Your task is to repeat all of the data exactly while excluding the pictures.

Dataset entries
════════

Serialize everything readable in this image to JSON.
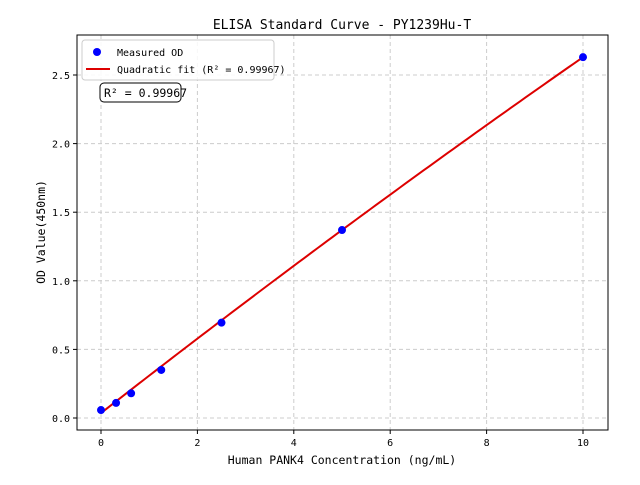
{
  "chart_data": {
    "type": "scatter",
    "title": "ELISA Standard Curve - PY1239Hu-T",
    "xlabel": "Human PANK4 Concentration (ng/mL)",
    "ylabel": "OD Value(450nm)",
    "xlim": [
      -0.5,
      10.5
    ],
    "ylim": [
      -0.08,
      2.75
    ],
    "xticks": [
      0,
      2,
      4,
      6,
      8,
      10
    ],
    "yticks": [
      0.0,
      0.5,
      1.0,
      1.5,
      2.0,
      2.5
    ],
    "xtick_labels": [
      "0",
      "2",
      "4",
      "6",
      "8",
      "10"
    ],
    "ytick_labels": [
      "0.0",
      "0.5",
      "1.0",
      "1.5",
      "2.0",
      "2.5"
    ],
    "grid": true,
    "legend_position": "top-left",
    "series": [
      {
        "name": "Measured OD",
        "kind": "scatter",
        "color": "#0000ff",
        "x": [
          0,
          0.3125,
          0.625,
          1.25,
          2.5,
          5,
          10
        ],
        "y": [
          0.058,
          0.11,
          0.18,
          0.35,
          0.695,
          1.37,
          2.63
        ]
      },
      {
        "name": "Quadratic fit (R² = 0.99967)",
        "kind": "line",
        "color": "#dd0000",
        "coefficients": {
          "a": -0.00148,
          "b": 0.2742,
          "c": 0.036
        }
      }
    ],
    "annotation": "R² = 0.99967"
  }
}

════════

> **Correct result**:
Serialize everything readable in this image to JSON.
{
  "chart_data": {
    "type": "scatter",
    "title": "ELISA Standard Curve - PY1239Hu-T",
    "xlabel": "Human PANK4 Concentration (ng/mL)",
    "ylabel": "OD Value(450nm)",
    "xlim": [
      -0.5,
      10.5
    ],
    "ylim": [
      -0.08,
      2.75
    ],
    "xticks": [
      0,
      2,
      4,
      6,
      8,
      10
    ],
    "yticks": [
      0.0,
      0.5,
      1.0,
      1.5,
      2.0,
      2.5
    ],
    "xtick_labels": [
      "0",
      "2",
      "4",
      "6",
      "8",
      "10"
    ],
    "ytick_labels": [
      "0.0",
      "0.5",
      "1.0",
      "1.5",
      "2.0",
      "2.5"
    ],
    "grid": true,
    "legend_position": "top-left",
    "series": [
      {
        "name": "Measured OD",
        "kind": "scatter",
        "color": "#0000ff",
        "x": [
          0,
          0.3125,
          0.625,
          1.25,
          2.5,
          5,
          10
        ],
        "y": [
          0.058,
          0.11,
          0.18,
          0.35,
          0.695,
          1.37,
          2.63
        ]
      },
      {
        "name": "Quadratic fit (R² = 0.99967)",
        "kind": "line",
        "color": "#dd0000",
        "coefficients": {
          "a": -0.00148,
          "b": 0.2742,
          "c": 0.036
        }
      }
    ],
    "annotation": "R² = 0.99967"
  }
}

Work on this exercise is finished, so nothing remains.